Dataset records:
+ + +
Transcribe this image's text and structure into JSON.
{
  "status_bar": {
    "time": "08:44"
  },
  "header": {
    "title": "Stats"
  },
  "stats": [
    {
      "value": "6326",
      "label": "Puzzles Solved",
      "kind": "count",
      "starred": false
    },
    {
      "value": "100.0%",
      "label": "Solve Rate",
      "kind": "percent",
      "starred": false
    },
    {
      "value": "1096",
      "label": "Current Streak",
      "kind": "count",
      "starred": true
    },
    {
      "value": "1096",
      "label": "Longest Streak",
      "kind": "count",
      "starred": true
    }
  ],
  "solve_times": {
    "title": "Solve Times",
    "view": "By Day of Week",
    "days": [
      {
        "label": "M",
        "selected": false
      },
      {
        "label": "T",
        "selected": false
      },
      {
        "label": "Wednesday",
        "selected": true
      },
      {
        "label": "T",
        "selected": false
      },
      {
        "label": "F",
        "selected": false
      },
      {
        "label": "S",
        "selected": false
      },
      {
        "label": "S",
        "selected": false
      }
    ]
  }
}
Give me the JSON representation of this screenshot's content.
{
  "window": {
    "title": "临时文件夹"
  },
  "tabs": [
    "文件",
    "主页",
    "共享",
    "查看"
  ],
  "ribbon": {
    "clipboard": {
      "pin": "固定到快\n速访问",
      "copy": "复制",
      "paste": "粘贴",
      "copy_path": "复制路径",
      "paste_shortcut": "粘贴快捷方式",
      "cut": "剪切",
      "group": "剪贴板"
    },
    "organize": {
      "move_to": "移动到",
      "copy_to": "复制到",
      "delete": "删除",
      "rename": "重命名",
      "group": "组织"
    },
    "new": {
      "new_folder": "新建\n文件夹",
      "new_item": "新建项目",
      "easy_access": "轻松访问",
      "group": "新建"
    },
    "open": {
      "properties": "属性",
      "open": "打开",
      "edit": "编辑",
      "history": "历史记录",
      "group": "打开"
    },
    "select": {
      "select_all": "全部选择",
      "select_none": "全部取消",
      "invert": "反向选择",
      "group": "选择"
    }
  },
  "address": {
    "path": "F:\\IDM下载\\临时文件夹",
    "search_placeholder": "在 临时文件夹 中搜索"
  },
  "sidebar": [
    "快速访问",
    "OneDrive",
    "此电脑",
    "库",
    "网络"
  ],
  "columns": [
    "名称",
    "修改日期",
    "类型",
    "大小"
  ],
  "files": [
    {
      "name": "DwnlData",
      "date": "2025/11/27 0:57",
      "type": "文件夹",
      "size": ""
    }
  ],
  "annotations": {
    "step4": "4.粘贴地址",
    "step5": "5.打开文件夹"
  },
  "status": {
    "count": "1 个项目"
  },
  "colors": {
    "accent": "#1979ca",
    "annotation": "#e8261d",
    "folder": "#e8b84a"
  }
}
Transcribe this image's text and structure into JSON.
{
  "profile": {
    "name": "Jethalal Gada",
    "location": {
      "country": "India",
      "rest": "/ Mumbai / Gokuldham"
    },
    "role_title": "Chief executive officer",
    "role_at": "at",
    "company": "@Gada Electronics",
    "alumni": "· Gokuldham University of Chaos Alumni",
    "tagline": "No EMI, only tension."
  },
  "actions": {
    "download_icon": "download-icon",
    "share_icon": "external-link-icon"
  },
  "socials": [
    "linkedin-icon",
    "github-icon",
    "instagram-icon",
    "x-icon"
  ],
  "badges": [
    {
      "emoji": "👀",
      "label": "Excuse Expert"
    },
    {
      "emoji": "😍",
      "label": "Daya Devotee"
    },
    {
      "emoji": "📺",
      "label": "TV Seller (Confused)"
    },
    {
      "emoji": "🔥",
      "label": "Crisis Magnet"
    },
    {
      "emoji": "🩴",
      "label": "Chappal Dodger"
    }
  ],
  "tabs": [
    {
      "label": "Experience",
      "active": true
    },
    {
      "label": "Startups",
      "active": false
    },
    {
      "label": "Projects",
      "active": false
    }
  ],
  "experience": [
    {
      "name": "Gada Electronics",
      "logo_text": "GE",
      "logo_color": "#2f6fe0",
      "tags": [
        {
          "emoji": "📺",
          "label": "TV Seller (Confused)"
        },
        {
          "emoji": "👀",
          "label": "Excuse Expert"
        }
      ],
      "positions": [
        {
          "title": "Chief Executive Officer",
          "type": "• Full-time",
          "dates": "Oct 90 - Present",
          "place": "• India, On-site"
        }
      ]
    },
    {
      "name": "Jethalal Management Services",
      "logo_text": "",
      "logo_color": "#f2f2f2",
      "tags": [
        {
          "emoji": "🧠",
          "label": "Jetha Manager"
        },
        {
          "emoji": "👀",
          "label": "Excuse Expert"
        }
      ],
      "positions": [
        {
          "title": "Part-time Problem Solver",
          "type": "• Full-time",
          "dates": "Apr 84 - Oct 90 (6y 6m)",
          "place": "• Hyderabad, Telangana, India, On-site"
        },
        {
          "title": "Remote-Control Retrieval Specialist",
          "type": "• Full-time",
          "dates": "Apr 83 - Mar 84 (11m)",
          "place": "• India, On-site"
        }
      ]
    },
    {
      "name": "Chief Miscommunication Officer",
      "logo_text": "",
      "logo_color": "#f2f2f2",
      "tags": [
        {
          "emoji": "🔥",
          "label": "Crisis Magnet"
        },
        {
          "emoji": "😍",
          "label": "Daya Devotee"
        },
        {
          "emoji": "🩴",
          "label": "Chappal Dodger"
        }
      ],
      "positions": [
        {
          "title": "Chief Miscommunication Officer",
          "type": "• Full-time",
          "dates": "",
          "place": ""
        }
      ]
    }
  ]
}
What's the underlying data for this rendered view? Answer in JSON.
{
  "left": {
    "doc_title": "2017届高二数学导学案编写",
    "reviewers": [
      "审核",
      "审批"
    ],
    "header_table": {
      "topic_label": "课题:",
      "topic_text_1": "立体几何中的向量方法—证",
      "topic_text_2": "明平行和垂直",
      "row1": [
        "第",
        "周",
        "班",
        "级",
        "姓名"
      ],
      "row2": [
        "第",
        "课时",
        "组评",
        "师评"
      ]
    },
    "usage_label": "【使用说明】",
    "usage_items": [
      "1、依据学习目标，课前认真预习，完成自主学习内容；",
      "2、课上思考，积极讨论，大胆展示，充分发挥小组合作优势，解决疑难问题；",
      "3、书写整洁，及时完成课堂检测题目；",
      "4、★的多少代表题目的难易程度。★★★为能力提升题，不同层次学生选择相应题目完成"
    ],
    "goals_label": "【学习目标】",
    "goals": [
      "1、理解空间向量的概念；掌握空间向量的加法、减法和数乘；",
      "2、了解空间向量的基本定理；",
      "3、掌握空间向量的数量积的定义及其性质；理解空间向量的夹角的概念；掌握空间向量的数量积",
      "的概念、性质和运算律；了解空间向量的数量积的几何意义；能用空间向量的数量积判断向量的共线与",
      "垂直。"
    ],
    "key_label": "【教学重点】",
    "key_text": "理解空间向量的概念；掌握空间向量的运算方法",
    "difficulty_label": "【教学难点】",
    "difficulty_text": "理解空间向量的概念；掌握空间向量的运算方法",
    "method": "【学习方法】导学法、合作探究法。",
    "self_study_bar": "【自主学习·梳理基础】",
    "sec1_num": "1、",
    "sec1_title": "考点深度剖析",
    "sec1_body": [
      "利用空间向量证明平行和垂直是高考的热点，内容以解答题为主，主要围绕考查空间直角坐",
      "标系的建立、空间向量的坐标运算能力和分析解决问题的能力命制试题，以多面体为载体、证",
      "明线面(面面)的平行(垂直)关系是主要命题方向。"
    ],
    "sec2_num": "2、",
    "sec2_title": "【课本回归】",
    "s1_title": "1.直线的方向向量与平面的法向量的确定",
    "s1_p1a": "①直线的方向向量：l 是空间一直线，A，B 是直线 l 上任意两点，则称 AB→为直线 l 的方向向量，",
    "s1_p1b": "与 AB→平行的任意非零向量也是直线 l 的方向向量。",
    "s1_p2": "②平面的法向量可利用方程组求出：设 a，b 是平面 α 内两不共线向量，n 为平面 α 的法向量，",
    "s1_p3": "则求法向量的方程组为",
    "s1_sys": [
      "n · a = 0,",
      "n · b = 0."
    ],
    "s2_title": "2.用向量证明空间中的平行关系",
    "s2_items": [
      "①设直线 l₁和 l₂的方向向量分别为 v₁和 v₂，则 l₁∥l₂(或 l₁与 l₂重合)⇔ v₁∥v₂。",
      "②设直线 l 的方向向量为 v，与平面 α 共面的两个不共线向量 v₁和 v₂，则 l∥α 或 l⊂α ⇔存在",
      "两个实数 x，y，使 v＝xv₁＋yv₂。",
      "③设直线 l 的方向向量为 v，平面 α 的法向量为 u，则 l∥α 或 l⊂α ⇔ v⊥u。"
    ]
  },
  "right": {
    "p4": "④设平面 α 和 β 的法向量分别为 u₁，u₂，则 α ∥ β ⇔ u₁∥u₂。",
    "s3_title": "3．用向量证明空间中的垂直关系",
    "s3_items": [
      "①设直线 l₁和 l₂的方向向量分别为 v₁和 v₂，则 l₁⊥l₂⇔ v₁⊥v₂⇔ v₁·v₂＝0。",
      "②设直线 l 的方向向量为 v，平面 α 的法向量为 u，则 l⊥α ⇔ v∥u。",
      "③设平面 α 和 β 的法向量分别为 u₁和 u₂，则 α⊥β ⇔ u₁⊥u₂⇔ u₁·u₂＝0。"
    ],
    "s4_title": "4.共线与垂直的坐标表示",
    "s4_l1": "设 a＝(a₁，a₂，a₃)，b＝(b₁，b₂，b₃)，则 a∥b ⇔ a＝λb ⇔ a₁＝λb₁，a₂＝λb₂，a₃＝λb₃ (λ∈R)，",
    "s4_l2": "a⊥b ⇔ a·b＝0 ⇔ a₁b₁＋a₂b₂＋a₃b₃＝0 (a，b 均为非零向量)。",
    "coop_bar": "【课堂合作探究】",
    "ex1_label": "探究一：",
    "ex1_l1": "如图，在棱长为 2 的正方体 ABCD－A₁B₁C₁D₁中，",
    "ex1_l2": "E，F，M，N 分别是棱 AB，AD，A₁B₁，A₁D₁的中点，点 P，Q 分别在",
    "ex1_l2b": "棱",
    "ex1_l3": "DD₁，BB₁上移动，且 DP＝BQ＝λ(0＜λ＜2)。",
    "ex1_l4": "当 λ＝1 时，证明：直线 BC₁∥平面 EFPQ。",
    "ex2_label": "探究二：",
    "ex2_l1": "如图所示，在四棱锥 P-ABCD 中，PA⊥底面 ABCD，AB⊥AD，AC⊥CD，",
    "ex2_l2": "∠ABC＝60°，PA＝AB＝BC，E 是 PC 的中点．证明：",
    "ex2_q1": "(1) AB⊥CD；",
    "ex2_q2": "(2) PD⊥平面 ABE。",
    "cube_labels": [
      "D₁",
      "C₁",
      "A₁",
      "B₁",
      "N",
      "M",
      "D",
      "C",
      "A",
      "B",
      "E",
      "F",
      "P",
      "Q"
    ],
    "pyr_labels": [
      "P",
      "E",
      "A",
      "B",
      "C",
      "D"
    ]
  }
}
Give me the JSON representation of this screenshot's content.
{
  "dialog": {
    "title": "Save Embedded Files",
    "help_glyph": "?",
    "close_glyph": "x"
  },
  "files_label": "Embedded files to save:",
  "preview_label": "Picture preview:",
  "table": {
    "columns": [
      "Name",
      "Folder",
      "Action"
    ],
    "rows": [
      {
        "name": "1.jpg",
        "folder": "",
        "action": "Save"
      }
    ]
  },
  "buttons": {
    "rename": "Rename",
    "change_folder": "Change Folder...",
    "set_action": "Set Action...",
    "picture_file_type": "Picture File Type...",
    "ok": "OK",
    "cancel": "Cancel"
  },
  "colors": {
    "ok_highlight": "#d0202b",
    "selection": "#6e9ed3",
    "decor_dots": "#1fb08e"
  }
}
+ + +
*PROBLEM TO SOLVE*: Collect the lines of the records that include the string "Jethalal".

*SOLUTION TO THIS EXERCISE*:
    "name": "Jethalal Gada",
      "name": "Jethalal Management Services",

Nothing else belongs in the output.